Records from a data collection →
⟨
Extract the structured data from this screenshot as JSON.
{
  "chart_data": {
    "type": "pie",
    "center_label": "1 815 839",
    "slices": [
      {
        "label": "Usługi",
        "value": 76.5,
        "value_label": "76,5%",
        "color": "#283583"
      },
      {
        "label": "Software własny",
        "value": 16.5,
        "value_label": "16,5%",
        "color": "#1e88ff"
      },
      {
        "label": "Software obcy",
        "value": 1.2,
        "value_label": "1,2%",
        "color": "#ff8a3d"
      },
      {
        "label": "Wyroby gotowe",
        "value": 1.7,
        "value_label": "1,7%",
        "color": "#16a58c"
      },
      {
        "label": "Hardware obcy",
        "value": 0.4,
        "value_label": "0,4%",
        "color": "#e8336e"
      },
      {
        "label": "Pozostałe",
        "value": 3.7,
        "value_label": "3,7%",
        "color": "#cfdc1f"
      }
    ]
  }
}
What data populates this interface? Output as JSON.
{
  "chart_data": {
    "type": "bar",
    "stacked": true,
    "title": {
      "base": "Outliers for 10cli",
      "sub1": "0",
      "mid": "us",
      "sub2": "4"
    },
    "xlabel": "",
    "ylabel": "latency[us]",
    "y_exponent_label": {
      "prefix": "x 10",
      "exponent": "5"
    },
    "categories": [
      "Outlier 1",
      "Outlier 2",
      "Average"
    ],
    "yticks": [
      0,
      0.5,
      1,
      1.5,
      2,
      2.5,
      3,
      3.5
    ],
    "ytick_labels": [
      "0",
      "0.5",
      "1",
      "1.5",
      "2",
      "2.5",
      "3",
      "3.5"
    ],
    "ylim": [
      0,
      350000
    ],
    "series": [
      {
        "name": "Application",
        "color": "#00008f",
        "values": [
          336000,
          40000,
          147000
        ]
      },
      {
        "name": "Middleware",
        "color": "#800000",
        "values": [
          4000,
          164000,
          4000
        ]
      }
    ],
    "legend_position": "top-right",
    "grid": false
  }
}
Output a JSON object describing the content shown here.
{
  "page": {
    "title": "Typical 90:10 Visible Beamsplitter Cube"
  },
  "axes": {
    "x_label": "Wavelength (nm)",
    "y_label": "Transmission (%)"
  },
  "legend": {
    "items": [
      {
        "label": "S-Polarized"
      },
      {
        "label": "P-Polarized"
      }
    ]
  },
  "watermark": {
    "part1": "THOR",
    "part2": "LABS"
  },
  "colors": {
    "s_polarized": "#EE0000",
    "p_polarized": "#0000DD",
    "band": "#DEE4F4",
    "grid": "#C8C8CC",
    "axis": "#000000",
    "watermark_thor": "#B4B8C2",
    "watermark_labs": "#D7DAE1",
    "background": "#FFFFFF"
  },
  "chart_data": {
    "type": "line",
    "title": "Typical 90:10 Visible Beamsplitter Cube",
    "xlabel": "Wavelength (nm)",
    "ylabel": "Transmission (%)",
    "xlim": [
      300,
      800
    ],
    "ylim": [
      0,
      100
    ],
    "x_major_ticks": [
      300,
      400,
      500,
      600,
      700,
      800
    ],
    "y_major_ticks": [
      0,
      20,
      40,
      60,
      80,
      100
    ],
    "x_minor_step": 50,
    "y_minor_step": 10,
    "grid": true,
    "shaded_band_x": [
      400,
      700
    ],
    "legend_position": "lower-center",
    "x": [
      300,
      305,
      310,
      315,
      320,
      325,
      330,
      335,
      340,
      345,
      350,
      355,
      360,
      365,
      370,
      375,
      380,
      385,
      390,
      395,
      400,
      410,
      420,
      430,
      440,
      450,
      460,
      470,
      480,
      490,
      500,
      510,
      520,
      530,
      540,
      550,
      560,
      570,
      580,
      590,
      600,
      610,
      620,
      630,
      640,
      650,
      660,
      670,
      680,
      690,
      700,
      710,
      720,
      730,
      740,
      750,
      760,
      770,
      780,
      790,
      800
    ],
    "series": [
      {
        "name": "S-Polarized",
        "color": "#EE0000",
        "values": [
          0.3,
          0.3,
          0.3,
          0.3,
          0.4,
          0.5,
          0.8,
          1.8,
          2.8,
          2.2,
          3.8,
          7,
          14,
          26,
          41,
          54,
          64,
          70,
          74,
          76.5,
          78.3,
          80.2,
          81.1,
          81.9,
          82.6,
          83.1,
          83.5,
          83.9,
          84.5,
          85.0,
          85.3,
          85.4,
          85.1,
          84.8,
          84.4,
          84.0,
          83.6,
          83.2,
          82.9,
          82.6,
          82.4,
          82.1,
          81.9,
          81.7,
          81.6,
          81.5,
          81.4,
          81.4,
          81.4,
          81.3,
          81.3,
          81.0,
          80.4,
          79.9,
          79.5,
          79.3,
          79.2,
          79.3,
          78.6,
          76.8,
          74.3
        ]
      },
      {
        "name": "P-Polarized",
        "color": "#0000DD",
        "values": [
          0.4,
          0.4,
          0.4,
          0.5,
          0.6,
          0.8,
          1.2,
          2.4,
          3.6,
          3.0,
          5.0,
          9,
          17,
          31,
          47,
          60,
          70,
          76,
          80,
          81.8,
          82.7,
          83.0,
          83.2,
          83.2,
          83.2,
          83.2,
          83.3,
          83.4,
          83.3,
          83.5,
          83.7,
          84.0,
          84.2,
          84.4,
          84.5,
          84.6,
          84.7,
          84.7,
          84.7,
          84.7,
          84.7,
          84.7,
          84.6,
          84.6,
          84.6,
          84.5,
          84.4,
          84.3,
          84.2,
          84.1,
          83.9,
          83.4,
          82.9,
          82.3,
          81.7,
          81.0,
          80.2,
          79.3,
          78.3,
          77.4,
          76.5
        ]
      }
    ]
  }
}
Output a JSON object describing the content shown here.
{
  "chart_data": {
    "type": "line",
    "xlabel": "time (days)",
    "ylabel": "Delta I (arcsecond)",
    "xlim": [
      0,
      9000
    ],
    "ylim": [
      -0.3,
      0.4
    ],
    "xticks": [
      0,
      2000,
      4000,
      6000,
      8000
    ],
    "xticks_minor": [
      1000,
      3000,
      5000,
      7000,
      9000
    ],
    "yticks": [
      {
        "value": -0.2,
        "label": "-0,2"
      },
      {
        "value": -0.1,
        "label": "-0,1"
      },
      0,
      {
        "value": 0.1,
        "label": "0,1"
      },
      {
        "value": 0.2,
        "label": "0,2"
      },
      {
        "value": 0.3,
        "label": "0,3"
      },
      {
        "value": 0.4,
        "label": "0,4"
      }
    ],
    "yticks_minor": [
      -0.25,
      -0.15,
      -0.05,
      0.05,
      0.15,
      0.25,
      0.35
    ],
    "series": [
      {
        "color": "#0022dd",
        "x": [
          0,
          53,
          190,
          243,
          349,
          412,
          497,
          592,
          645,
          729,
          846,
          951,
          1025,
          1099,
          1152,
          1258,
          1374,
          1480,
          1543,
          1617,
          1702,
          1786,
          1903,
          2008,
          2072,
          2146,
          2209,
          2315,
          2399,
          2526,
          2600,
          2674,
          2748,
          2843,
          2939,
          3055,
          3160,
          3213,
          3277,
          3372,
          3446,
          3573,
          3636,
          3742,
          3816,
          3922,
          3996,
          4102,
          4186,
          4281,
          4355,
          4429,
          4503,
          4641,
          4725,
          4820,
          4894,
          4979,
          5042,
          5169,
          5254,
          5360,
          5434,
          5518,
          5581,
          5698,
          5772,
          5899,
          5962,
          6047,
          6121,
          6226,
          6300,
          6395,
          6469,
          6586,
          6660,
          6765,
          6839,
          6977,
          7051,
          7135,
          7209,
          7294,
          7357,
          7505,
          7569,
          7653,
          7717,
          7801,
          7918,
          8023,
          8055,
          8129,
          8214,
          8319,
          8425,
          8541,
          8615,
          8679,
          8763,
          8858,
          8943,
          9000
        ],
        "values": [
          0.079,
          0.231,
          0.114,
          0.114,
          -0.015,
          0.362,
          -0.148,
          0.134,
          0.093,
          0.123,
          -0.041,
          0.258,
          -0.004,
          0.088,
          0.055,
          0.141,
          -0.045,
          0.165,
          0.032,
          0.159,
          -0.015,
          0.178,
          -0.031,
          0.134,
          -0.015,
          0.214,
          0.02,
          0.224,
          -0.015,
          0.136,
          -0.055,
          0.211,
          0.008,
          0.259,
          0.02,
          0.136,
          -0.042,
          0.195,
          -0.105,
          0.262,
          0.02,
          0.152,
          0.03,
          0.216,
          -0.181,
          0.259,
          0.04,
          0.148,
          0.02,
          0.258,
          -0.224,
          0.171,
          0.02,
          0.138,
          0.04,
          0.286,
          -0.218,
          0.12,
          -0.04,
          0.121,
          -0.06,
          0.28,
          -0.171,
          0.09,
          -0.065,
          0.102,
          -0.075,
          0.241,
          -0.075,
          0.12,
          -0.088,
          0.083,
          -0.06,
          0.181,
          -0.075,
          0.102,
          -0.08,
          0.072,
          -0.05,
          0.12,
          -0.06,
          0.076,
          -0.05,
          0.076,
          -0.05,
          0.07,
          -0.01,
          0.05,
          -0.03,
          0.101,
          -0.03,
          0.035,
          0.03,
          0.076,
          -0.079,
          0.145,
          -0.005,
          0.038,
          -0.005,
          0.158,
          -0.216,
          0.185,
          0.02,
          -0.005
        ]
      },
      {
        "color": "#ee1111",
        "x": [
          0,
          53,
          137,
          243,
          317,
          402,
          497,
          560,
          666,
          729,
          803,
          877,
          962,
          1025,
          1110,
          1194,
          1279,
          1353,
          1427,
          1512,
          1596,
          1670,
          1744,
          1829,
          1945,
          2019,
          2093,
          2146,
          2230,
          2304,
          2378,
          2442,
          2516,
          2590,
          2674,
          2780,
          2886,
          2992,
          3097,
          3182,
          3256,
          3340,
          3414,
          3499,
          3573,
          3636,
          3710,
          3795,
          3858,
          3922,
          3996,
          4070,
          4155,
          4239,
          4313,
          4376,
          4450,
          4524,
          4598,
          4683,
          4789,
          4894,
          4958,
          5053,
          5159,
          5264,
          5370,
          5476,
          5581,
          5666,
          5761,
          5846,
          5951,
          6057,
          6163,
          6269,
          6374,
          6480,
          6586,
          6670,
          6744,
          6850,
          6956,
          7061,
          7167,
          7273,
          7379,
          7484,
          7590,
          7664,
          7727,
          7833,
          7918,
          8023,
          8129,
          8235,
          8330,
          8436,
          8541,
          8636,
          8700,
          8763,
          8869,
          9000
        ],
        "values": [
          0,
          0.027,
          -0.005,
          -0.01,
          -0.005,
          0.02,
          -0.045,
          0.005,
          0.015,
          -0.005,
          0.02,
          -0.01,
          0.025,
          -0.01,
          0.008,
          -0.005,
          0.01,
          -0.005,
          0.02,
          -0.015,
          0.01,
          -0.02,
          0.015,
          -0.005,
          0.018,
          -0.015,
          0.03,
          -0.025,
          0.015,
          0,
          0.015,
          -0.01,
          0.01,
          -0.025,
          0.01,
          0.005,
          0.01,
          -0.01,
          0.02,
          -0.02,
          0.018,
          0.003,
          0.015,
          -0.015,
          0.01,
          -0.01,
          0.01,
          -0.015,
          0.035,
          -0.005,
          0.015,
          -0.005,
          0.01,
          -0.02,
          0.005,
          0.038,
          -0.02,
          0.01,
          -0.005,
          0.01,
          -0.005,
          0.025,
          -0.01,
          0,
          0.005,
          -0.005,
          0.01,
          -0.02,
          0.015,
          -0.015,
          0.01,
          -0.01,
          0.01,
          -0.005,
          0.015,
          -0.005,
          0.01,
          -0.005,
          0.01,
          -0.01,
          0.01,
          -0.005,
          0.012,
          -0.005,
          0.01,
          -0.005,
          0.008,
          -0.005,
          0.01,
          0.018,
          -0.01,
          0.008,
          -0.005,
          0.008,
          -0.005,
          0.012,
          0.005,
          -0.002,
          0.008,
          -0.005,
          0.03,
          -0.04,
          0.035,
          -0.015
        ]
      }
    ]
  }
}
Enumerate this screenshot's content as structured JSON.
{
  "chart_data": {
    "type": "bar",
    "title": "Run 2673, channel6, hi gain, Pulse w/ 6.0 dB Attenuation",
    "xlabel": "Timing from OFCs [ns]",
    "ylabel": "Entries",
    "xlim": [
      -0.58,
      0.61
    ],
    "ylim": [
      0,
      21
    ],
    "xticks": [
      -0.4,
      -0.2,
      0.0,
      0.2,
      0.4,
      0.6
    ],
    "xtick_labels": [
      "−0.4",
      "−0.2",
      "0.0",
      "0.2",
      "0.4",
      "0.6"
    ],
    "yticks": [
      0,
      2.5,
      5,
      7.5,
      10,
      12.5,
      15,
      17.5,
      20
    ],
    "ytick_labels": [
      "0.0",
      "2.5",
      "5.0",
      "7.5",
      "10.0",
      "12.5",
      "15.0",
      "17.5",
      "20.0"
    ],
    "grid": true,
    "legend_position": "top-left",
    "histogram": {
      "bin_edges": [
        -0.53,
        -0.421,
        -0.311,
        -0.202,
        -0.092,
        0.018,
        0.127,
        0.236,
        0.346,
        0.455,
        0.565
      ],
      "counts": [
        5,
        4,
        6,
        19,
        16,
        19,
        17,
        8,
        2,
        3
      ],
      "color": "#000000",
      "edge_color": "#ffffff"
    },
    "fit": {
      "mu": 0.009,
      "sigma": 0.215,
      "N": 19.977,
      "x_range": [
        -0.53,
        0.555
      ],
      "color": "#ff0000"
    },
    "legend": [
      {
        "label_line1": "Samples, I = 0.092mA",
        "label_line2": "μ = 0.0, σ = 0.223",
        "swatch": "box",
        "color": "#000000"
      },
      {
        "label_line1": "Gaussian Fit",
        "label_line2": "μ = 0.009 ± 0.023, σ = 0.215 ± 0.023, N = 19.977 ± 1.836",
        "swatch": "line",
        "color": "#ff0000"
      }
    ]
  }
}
⟩
Exercise description →
Only the number is wanted: how many lines in the data include the string "structured"?

Answer in full →
2